TASK DESCRIPTION: Every record below should be printed exactly as it appears.

──────── MATERIAL PROVIDED ────────

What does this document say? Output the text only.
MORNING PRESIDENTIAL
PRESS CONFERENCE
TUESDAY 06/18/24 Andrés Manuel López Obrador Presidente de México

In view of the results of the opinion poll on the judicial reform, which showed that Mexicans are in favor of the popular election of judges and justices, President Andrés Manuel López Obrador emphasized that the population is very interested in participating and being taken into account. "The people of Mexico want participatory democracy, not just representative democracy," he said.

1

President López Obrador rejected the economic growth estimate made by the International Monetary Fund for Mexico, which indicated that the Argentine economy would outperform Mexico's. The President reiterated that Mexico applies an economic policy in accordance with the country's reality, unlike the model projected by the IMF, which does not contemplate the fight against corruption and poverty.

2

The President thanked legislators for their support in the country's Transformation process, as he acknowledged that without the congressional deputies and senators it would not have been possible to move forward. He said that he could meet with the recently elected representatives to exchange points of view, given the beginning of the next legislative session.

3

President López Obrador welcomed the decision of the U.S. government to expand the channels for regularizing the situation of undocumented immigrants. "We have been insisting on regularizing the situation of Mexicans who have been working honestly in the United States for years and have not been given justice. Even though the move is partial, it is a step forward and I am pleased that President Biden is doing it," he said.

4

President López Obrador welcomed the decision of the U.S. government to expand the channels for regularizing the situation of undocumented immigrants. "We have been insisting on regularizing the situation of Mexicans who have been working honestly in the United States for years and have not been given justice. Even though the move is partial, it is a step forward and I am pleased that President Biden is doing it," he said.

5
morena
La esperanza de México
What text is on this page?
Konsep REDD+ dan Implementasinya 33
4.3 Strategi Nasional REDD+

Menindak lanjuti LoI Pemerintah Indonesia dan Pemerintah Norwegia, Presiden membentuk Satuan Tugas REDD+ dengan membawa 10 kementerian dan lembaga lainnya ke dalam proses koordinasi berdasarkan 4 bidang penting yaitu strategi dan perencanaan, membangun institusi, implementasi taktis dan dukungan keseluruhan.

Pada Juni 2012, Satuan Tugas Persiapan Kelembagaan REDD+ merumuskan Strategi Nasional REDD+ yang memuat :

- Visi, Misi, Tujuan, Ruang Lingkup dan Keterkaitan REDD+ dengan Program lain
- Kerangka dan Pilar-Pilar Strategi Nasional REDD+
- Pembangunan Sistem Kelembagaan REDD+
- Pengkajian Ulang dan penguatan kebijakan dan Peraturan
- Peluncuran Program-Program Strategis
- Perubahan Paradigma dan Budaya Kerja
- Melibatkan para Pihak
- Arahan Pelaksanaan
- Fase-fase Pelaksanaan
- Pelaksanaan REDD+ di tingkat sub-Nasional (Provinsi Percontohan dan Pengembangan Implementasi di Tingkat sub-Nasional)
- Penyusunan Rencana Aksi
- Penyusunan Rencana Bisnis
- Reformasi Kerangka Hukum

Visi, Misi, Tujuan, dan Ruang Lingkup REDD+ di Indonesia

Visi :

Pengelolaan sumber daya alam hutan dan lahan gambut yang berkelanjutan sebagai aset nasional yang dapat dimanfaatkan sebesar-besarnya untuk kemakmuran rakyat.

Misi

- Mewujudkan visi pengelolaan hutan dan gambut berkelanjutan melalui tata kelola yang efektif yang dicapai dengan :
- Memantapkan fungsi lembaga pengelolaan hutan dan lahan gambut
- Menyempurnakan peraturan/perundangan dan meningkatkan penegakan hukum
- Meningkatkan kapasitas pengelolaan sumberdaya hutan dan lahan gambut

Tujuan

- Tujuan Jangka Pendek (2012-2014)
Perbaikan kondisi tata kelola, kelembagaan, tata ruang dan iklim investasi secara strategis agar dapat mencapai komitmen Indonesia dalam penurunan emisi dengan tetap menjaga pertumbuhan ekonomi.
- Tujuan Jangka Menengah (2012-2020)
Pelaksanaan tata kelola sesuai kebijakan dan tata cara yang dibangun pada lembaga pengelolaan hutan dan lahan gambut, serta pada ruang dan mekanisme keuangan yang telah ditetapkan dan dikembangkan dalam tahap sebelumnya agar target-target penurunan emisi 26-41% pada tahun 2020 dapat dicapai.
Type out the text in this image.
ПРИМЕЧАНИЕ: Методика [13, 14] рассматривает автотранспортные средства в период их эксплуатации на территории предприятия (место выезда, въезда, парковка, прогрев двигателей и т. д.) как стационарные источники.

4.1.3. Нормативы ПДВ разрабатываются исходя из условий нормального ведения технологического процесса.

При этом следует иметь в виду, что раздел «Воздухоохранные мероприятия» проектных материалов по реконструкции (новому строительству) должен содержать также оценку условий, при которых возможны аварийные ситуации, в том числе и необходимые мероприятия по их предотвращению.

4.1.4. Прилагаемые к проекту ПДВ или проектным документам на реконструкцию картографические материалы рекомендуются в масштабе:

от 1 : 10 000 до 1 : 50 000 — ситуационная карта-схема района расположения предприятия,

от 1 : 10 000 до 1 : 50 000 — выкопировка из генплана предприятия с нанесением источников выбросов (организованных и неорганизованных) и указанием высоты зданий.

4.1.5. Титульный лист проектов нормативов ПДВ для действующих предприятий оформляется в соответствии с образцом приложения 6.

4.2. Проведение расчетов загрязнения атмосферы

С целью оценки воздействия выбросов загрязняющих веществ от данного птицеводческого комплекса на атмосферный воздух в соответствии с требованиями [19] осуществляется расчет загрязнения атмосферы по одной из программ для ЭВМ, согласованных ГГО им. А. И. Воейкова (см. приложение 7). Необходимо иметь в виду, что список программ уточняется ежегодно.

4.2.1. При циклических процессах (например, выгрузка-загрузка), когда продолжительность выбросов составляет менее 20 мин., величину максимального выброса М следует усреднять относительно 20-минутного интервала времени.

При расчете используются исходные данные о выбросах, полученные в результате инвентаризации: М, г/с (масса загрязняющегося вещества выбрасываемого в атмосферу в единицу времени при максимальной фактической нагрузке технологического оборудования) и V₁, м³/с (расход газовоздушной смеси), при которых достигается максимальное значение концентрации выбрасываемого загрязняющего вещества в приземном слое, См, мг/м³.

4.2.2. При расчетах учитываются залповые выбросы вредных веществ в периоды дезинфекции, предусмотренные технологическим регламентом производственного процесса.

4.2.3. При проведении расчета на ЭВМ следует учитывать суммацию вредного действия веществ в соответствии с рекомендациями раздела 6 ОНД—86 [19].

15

────────

THE RESPONSE:
What does this document say? Output the text only.
MORNING PRESIDENTIAL
PRESS CONFERENCE
TUESDAY 06/18/24 Andrés Manuel López Obrador Presidente de México

In view of the results of the opinion poll on the judicial reform, which showed that Mexicans are in favor of the popular election of judges and justices, President Andrés Manuel López Obrador emphasized that the population is very interested in participating and being taken into account. "The people of Mexico want participatory democracy, not just representative democracy," he said.

1

President López Obrador rejected the economic growth estimate made by the International Monetary Fund for Mexico, which indicated that the Argentine economy would outperform Mexico's. The President reiterated that Mexico applies an economic policy in accordance with the country's reality, unlike the model projected by the IMF, which does not contemplate the fight against corruption and poverty.

2

The President thanked legislators for their support in the country's Transformation process, as he acknowledged that without the congressional deputies and senators it would not have been possible to move forward. He said that he could meet with the recently elected representatives to exchange points of view, given the beginning of the next legislative session.

3

President López Obrador welcomed the decision of the U.S. government to expand the channels for regularizing the situation of undocumented immigrants. "We have been insisting on regularizing the situation of Mexicans who have been working honestly in the United States for years and have not been given justice. Even though the move is partial, it is a step forward and I am pleased that President Biden is doing it," he said.

4

President López Obrador welcomed the decision of the U.S. government to expand the channels for regularizing the situation of undocumented immigrants. "We have been insisting on regularizing the situation of Mexicans who have been working honestly in the United States for years and have not been given justice. Even though the move is partial, it is a step forward and I am pleased that President Biden is doing it," he said.

5
morena
La esperanza de México
What text is on this page?
Konsep REDD+ dan Implementasinya 33
4.3 Strategi Nasional REDD+

Menindak lanjuti LoI Pemerintah Indonesia dan Pemerintah Norwegia, Presiden membentuk Satuan Tugas REDD+ dengan membawa 10 kementerian dan lembaga lainnya ke dalam proses koordinasi berdasarkan 4 bidang penting yaitu strategi dan perencanaan, membangun institusi, implementasi taktis dan dukungan keseluruhan.

Pada Juni 2012, Satuan Tugas Persiapan Kelembagaan REDD+ merumuskan Strategi Nasional REDD+ yang memuat :

- Visi, Misi, Tujuan, Ruang Lingkup dan Keterkaitan REDD+ dengan Program lain
- Kerangka dan Pilar-Pilar Strategi Nasional REDD+
- Pembangunan Sistem Kelembagaan REDD+
- Pengkajian Ulang dan penguatan kebijakan dan Peraturan
- Peluncuran Program-Program Strategis
- Perubahan Paradigma dan Budaya Kerja
- Melibatkan para Pihak
- Arahan Pelaksanaan
- Fase-fase Pelaksanaan
- Pelaksanaan REDD+ di tingkat sub-Nasional (Provinsi Percontohan dan Pengembangan Implementasi di Tingkat sub-Nasional)
- Penyusunan Rencana Aksi
- Penyusunan Rencana Bisnis
- Reformasi Kerangka Hukum

Visi, Misi, Tujuan, dan Ruang Lingkup REDD+ di Indonesia

Visi :

Pengelolaan sumber daya alam hutan dan lahan gambut yang berkelanjutan sebagai aset nasional yang dapat dimanfaatkan sebesar-besarnya untuk kemakmuran rakyat.

Misi

- Mewujudkan visi pengelolaan hutan dan gambut berkelanjutan melalui tata kelola yang efektif yang dicapai dengan :
- Memantapkan fungsi lembaga pengelolaan hutan dan lahan gambut
- Menyempurnakan peraturan/perundangan dan meningkatkan penegakan hukum
- Meningkatkan kapasitas pengelolaan sumberdaya hutan dan lahan gambut

Tujuan

- Tujuan Jangka Pendek (2012-2014)
Perbaikan kondisi tata kelola, kelembagaan, tata ruang dan iklim investasi secara strategis agar dapat mencapai komitmen Indonesia dalam penurunan emisi dengan tetap menjaga pertumbuhan ekonomi.
- Tujuan Jangka Menengah (2012-2020)
Pelaksanaan tata kelola sesuai kebijakan dan tata cara yang dibangun pada lembaga pengelolaan hutan dan lahan gambut, serta pada ruang dan mekanisme keuangan yang telah ditetapkan dan dikembangkan dalam tahap sebelumnya agar target-target penurunan emisi 26-41% pada tahun 2020 dapat dicapai.
Type out the text in this image.
ПРИМЕЧАНИЕ: Методика [13, 14] рассматривает автотранспортные средства в период их эксплуатации на территории предприятия (место выезда, въезда, парковка, прогрев двигателей и т. д.) как стационарные источники.

4.1.3. Нормативы ПДВ разрабатываются исходя из условий нормального ведения технологического процесса.

При этом следует иметь в виду, что раздел «Воздухоохранные мероприятия» проектных материалов по реконструкции (новому строительству) должен содержать также оценку условий, при которых возможны аварийные ситуации, в том числе и необходимые мероприятия по их предотвращению.

4.1.4. Прилагаемые к проекту ПДВ или проектным документам на реконструкцию картографические материалы рекомендуются в масштабе:

от 1 : 10 000 до 1 : 50 000 — ситуационная карта-схема района расположения предприятия,

от 1 : 10 000 до 1 : 50 000 — выкопировка из генплана предприятия с нанесением источников выбросов (организованных и неорганизованных) и указанием высоты зданий.

4.1.5. Титульный лист проектов нормативов ПДВ для действующих предприятий оформляется в соответствии с образцом приложения 6.

4.2. Проведение расчетов загрязнения атмосферы

С целью оценки воздействия выбросов загрязняющих веществ от данного птицеводческого комплекса на атмосферный воздух в соответствии с требованиями [19] осуществляется расчет загрязнения атмосферы по одной из программ для ЭВМ, согласованных ГГО им. А. И. Воейкова (см. приложение 7). Необходимо иметь в виду, что список программ уточняется ежегодно.

4.2.1. При циклических процессах (например, выгрузка-загрузка), когда продолжительность выбросов составляет менее 20 мин., величину максимального выброса М следует усреднять относительно 20-минутного интервала времени.

При расчете используются исходные данные о выбросах, полученные в результате инвентаризации: М, г/с (масса загрязняющегося вещества выбрасываемого в атмосферу в единицу времени при максимальной фактической нагрузке технологического оборудования) и V₁, м³/с (расход газовоздушной смеси), при которых достигается максимальное значение концентрации выбрасываемого загрязняющего вещества в приземном слое, См, мг/м³.

4.2.2. При расчетах учитываются залповые выбросы вредных веществ в периоды дезинфекции, предусмотренные технологическим регламентом производственного процесса.

4.2.3. При проведении расчета на ЭВМ следует учитывать суммацию вредного действия веществ в соответствии с рекомендациями раздела 6 ОНД—86 [19].

15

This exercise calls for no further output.